Manche Tiere haben sogar die Fähigkeit, über das Wissen anderer nachzudenken. Sie antizipieren die Handlungen anderer und übernehmen zum Teil deren Perspektive. Einige Tiere können innovativ und kreativ sein. Sie finden spontan Lösungen für völlig neue Probleme, indem sie frühere Erfahrungen rekombinieren oder Artgenossen selektiv kopieren. Manche können Werkzeuge nicht nur effizient einsetzen. Sie können deren Wirkung sogar durch gezielte Modifikation steigern oder sogar neue Werkzeuge herstellen. Manche Tiere können sogar zukünftige Ereignisse vorausdenken und entsprechend ihre Handlungen planen.

Einige Tiere handeln praktisch und rational

Es gibt auch Tiere, die ihre Entscheidungen durch das Abwägen von Zielen treffen. Dabei wählen sie die effizientesten Wege dorthin aus und berücksichtigen dabei aktuelle und zukünftige Motivationen. Für Ludwig Huber steht fest: „Mit diesen Fähigkeiten erfüllen sie (einige, auch wenn nicht alle) Kriterien praktisch-rationalen Handelns.“ In ethischer Sicht hinterfragt die Kognitionsforschung traditionelle Einstellungen im Umgang mit Tieren, insbesondere seiner Instrumentalisierung, ob als Nahrungsmittel oder Versuchstier.

### Aufgabe
Schreib bitte aus dem Textauszug über das Denken von Tieren den Teil ab, dessen Anfang die Worte „Manche Tiere haben“ enthält und der mit „ihre Handlungen planen.“ schließt. Die Einträge weiter unten werden hier nicht gebraucht.

(Anmerkungen zu Seitenelementen)

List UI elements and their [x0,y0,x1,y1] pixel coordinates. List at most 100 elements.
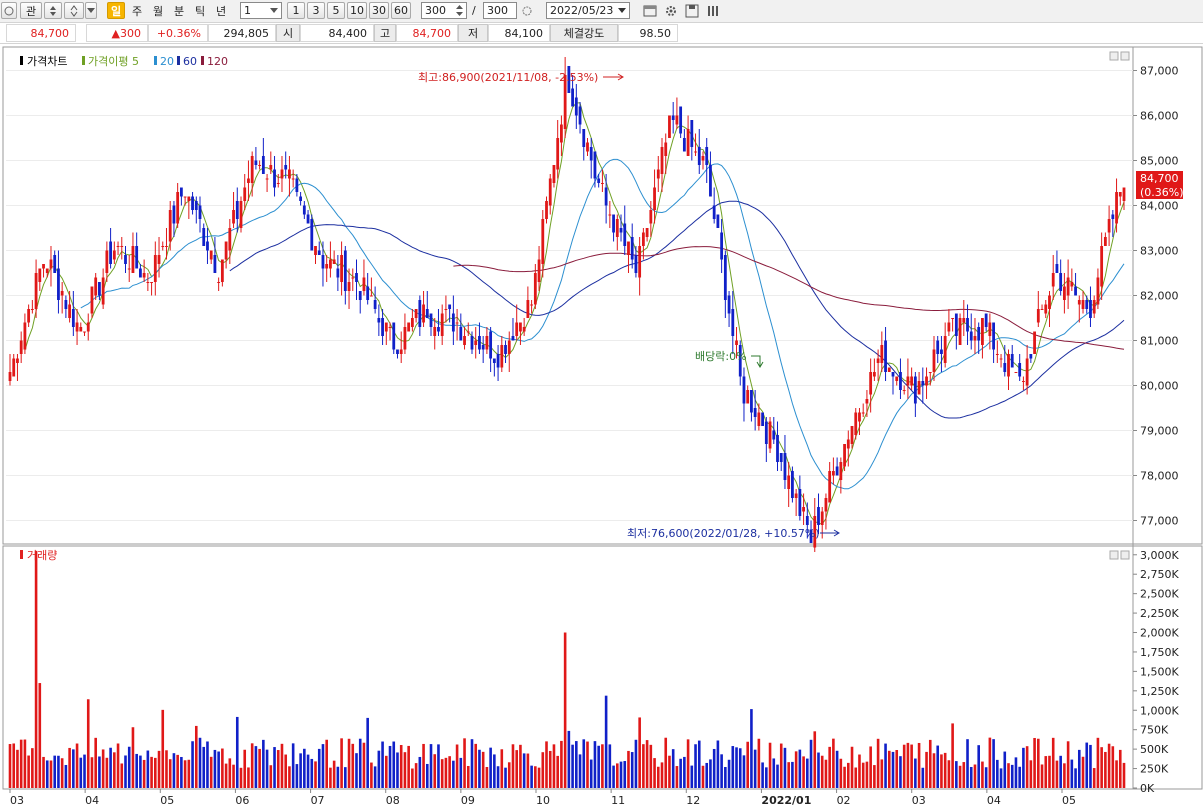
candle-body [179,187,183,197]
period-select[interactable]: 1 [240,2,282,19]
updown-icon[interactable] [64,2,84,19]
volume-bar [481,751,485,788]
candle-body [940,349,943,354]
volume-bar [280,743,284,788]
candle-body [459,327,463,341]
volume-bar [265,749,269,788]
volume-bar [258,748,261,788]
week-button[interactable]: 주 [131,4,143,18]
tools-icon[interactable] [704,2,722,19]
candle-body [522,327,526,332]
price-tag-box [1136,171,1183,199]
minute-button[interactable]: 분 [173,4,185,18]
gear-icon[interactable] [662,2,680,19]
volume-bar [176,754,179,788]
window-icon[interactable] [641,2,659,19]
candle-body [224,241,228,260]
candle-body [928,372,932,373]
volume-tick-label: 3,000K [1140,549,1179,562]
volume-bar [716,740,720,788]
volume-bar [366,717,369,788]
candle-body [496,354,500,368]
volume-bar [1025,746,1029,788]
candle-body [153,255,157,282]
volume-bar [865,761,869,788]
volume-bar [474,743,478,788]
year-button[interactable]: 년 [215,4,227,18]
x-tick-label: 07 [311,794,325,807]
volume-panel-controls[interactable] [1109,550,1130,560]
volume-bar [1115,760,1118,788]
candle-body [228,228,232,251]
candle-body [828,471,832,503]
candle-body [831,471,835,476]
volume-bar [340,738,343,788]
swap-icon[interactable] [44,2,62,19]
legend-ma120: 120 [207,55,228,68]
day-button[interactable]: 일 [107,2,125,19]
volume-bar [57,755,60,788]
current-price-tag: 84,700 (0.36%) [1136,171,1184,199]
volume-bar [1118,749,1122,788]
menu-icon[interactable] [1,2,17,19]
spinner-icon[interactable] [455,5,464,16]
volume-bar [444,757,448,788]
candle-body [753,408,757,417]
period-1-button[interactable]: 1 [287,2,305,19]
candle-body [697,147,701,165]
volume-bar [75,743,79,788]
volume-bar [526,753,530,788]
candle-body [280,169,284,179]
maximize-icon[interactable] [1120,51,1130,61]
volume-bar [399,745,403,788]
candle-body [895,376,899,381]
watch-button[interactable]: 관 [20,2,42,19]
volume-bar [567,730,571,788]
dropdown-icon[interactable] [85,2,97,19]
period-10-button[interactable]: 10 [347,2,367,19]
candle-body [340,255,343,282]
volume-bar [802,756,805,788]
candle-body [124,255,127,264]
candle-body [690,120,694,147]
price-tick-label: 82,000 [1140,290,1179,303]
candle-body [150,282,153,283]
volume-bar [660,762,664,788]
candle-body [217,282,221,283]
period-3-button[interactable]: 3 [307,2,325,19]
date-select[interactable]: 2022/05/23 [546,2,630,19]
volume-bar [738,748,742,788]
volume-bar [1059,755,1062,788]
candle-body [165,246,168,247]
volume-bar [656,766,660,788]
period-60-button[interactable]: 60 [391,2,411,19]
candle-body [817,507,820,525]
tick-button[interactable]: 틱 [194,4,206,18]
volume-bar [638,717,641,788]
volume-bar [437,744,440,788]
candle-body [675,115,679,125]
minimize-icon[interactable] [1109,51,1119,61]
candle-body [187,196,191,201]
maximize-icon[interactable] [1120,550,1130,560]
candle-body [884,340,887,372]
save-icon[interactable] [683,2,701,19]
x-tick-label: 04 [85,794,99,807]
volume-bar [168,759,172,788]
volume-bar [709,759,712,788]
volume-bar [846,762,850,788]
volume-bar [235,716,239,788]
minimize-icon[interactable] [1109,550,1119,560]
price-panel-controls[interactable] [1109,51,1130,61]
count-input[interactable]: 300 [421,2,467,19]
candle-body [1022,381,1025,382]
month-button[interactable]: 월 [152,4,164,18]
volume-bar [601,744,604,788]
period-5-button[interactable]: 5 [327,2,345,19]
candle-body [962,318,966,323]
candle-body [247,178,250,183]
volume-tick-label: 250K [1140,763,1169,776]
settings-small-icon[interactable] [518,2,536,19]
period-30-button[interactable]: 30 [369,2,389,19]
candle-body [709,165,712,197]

==

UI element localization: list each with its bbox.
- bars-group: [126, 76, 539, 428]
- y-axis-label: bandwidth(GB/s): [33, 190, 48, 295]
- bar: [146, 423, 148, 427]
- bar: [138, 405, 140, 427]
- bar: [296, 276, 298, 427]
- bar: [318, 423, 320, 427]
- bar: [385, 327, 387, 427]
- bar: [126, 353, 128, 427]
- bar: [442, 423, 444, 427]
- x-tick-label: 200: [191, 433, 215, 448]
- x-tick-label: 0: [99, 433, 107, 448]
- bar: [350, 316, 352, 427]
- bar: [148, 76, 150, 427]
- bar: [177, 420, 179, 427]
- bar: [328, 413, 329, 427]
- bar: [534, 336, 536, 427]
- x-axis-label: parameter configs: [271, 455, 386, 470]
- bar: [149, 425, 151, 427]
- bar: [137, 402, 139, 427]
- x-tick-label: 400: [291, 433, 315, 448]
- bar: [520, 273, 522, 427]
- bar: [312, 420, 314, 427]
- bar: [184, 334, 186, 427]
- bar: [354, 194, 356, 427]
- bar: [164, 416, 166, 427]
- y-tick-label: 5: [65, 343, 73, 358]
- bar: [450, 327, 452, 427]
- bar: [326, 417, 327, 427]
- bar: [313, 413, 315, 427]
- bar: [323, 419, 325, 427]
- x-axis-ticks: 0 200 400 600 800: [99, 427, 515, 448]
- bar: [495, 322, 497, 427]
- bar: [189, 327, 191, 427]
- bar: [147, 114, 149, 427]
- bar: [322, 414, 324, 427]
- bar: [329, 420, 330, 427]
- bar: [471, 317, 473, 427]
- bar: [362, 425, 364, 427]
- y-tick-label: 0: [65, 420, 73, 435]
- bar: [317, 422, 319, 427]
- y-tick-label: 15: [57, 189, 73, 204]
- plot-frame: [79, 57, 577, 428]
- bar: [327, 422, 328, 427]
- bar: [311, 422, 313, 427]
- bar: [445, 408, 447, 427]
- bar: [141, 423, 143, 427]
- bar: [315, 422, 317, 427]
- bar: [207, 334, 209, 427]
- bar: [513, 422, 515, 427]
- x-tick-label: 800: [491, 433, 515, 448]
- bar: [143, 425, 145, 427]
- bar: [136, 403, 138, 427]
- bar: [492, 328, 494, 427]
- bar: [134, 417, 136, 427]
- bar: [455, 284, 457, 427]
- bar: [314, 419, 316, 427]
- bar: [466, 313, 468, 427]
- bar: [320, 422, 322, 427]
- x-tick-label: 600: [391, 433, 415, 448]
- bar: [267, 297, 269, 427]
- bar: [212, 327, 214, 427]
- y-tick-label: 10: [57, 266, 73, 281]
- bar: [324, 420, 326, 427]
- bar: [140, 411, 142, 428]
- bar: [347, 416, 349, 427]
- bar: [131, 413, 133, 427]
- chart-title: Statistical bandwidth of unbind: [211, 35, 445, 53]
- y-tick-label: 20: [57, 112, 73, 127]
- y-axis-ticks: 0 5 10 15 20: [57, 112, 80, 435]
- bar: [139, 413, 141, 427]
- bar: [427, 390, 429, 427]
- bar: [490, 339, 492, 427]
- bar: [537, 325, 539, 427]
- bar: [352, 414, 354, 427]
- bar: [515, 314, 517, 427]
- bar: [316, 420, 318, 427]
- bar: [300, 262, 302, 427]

==

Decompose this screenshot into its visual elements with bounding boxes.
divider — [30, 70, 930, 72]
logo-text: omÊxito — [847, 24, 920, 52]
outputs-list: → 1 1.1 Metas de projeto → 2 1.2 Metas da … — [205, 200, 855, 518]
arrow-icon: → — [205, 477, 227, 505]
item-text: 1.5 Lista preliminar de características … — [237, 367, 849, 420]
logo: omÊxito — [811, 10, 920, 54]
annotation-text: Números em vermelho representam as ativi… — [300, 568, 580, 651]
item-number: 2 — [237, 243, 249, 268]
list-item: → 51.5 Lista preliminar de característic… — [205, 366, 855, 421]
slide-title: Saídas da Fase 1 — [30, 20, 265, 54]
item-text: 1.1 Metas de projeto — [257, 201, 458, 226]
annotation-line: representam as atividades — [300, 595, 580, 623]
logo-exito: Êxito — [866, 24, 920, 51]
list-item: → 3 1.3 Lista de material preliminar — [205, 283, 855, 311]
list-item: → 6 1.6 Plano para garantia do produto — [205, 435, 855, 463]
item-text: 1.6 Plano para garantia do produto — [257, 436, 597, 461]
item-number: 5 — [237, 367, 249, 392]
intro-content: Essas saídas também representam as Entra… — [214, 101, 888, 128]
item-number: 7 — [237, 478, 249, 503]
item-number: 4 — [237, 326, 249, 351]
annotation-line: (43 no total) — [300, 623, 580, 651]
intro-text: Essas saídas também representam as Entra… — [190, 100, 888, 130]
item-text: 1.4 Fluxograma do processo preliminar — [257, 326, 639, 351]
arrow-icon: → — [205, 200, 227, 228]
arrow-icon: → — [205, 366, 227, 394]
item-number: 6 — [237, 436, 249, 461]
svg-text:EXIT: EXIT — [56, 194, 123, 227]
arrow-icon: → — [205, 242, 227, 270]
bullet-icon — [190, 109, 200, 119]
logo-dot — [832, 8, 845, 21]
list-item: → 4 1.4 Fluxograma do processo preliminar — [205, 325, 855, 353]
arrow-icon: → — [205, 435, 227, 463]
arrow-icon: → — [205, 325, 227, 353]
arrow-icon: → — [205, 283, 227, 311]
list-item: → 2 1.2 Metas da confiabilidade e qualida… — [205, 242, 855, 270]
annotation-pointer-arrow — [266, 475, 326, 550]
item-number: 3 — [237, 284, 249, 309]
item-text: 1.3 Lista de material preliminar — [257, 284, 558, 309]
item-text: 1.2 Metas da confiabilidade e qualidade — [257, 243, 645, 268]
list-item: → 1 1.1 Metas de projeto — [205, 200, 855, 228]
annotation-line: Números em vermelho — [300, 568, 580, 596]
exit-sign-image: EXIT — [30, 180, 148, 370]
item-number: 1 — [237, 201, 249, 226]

### Antwort
Manche Tiere haben sogar die Fähigkeit, über das Wissen anderer nachzudenken. Sie antizipieren die Handlungen anderer und übernehmen zum Teil deren Perspektive. Einige Tiere können innovativ und kreativ sein. Sie finden spontan Lösungen für völlig neue Probleme, indem sie frühere Erfahrungen rekombinieren oder Artgenossen selektiv kopieren. Manche können Werkzeuge nicht nur effizient einsetzen. Sie können deren Wirkung sogar durch gezielte Modifikation steigern oder sogar neue Werkzeuge herstellen. Manche Tiere können sogar zukünftige Ereignisse vorausdenken und entsprechend ihre Handlungen planen.